REQUEST =>
Look at the entries below and reproduce them exactly.

**** DATA SECTION ****

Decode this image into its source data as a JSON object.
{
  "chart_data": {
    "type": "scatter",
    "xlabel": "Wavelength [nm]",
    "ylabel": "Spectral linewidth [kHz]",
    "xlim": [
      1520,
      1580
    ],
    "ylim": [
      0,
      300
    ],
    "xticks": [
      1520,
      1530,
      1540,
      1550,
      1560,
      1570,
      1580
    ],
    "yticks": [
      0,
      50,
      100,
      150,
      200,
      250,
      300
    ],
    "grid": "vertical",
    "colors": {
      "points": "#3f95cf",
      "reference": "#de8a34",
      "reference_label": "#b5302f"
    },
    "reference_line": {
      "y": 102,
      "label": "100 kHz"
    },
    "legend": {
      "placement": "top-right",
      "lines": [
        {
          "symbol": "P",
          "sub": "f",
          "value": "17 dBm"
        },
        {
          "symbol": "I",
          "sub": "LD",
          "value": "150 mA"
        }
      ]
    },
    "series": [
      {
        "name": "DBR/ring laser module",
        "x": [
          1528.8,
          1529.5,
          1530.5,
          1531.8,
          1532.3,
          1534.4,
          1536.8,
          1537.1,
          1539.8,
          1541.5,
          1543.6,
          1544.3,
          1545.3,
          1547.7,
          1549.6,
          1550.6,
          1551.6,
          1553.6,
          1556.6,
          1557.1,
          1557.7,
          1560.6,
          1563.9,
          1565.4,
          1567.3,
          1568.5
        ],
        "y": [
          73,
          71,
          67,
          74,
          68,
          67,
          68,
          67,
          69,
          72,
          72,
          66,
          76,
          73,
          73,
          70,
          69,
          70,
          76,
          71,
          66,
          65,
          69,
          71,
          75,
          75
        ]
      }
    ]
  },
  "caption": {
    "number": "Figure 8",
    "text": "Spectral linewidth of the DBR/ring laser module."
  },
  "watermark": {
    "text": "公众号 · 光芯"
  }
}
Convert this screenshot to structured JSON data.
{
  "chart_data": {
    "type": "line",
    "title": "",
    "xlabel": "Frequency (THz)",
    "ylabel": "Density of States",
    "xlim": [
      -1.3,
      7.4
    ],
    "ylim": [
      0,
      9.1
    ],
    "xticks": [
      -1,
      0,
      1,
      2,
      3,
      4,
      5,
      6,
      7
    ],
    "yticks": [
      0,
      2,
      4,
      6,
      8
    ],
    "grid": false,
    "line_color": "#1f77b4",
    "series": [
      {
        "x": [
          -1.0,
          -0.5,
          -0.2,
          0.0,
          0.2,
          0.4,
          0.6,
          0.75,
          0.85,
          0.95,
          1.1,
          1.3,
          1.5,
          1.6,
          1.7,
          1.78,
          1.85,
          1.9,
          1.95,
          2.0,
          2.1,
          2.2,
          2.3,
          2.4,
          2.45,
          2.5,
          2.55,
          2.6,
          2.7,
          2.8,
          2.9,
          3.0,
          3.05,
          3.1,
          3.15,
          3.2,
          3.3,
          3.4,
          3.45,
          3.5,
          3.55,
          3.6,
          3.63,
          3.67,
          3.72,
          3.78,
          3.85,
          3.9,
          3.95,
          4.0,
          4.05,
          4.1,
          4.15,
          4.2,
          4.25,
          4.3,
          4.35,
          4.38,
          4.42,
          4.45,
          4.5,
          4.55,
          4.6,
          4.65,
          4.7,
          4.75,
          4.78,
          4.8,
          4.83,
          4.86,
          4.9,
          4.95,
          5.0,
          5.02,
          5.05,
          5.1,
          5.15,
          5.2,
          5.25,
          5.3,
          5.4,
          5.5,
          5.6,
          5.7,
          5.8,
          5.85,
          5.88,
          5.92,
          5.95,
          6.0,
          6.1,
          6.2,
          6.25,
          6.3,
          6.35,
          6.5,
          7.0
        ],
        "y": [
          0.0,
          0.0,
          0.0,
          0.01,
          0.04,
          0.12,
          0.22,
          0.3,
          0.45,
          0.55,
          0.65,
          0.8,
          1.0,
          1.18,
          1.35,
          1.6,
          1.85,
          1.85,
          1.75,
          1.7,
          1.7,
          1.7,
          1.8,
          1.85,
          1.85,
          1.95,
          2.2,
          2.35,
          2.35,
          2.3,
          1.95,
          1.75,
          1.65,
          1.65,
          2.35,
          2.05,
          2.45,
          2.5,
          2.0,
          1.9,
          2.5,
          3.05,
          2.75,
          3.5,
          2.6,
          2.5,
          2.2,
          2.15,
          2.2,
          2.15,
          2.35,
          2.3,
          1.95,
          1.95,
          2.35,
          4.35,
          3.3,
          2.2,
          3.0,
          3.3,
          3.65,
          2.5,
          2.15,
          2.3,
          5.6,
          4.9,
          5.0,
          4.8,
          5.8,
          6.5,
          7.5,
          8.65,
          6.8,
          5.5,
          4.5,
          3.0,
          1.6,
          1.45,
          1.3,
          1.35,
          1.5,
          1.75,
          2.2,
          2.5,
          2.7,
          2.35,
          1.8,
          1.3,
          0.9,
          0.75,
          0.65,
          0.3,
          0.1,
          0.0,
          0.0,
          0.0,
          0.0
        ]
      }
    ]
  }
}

****

SOLUTION TO THIS PROBLEM =>
Decode this image into its source data as a JSON object.
{
  "chart_data": {
    "type": "scatter",
    "xlabel": "Wavelength [nm]",
    "ylabel": "Spectral linewidth [kHz]",
    "xlim": [
      1520,
      1580
    ],
    "ylim": [
      0,
      300
    ],
    "xticks": [
      1520,
      1530,
      1540,
      1550,
      1560,
      1570,
      1580
    ],
    "yticks": [
      0,
      50,
      100,
      150,
      200,
      250,
      300
    ],
    "grid": "vertical",
    "colors": {
      "points": "#3f95cf",
      "reference": "#de8a34",
      "reference_label": "#b5302f"
    },
    "reference_line": {
      "y": 102,
      "label": "100 kHz"
    },
    "legend": {
      "placement": "top-right",
      "lines": [
        {
          "symbol": "P",
          "sub": "f",
          "value": "17 dBm"
        },
        {
          "symbol": "I",
          "sub": "LD",
          "value": "150 mA"
        }
      ]
    },
    "series": [
      {
        "name": "DBR/ring laser module",
        "x": [
          1528.8,
          1529.5,
          1530.5,
          1531.8,
          1532.3,
          1534.4,
          1536.8,
          1537.1,
          1539.8,
          1541.5,
          1543.6,
          1544.3,
          1545.3,
          1547.7,
          1549.6,
          1550.6,
          1551.6,
          1553.6,
          1556.6,
          1557.1,
          1557.7,
          1560.6,
          1563.9,
          1565.4,
          1567.3,
          1568.5
        ],
        "y": [
          73,
          71,
          67,
          74,
          68,
          67,
          68,
          67,
          69,
          72,
          72,
          66,
          76,
          73,
          73,
          70,
          69,
          70,
          76,
          71,
          66,
          65,
          69,
          71,
          75,
          75
        ]
      }
    ]
  },
  "caption": {
    "number": "Figure 8",
    "text": "Spectral linewidth of the DBR/ring laser module."
  },
  "watermark": {
    "text": "公众号 · 光芯"
  }
}
Convert this screenshot to structured JSON data.
{
  "chart_data": {
    "type": "line",
    "title": "",
    "xlabel": "Frequency (THz)",
    "ylabel": "Density of States",
    "xlim": [
      -1.3,
      7.4
    ],
    "ylim": [
      0,
      9.1
    ],
    "xticks": [
      -1,
      0,
      1,
      2,
      3,
      4,
      5,
      6,
      7
    ],
    "yticks": [
      0,
      2,
      4,
      6,
      8
    ],
    "grid": false,
    "line_color": "#1f77b4",
    "series": [
      {
        "x": [
          -1.0,
          -0.5,
          -0.2,
          0.0,
          0.2,
          0.4,
          0.6,
          0.75,
          0.85,
          0.95,
          1.1,
          1.3,
          1.5,
          1.6,
          1.7,
          1.78,
          1.85,
          1.9,
          1.95,
          2.0,
          2.1,
          2.2,
          2.3,
          2.4,
          2.45,
          2.5,
          2.55,
          2.6,
          2.7,
          2.8,
          2.9,
          3.0,
          3.05,
          3.1,
          3.15,
          3.2,
          3.3,
          3.4,
          3.45,
          3.5,
          3.55,
          3.6,
          3.63,
          3.67,
          3.72,
          3.78,
          3.85,
          3.9,
          3.95,
          4.0,
          4.05,
          4.1,
          4.15,
          4.2,
          4.25,
          4.3,
          4.35,
          4.38,
          4.42,
          4.45,
          4.5,
          4.55,
          4.6,
          4.65,
          4.7,
          4.75,
          4.78,
          4.8,
          4.83,
          4.86,
          4.9,
          4.95,
          5.0,
          5.02,
          5.05,
          5.1,
          5.15,
          5.2,
          5.25,
          5.3,
          5.4,
          5.5,
          5.6,
          5.7,
          5.8,
          5.85,
          5.88,
          5.92,
          5.95,
          6.0,
          6.1,
          6.2,
          6.25,
          6.3,
          6.35,
          6.5,
          7.0
        ],
        "y": [
          0.0,
          0.0,
          0.0,
          0.01,
          0.04,
          0.12,
          0.22,
          0.3,
          0.45,
          0.55,
          0.65,
          0.8,
          1.0,
          1.18,
          1.35,
          1.6,
          1.85,
          1.85,
          1.75,
          1.7,
          1.7,
          1.7,
          1.8,
          1.85,
          1.85,
          1.95,
          2.2,
          2.35,
          2.35,
          2.3,
          1.95,
          1.75,
          1.65,
          1.65,
          2.35,
          2.05,
          2.45,
          2.5,
          2.0,
          1.9,
          2.5,
          3.05,
          2.75,
          3.5,
          2.6,
          2.5,
          2.2,
          2.15,
          2.2,
          2.15,
          2.35,
          2.3,
          1.95,
          1.95,
          2.35,
          4.35,
          3.3,
          2.2,
          3.0,
          3.3,
          3.65,
          2.5,
          2.15,
          2.3,
          5.6,
          4.9,
          5.0,
          4.8,
          5.8,
          6.5,
          7.5,
          8.65,
          6.8,
          5.5,
          4.5,
          3.0,
          1.6,
          1.45,
          1.3,
          1.35,
          1.5,
          1.75,
          2.2,
          2.5,
          2.7,
          2.35,
          1.8,
          1.3,
          0.9,
          0.75,
          0.65,
          0.3,
          0.1,
          0.0,
          0.0,
          0.0,
          0.0
        ]
      }
    ]
  }
}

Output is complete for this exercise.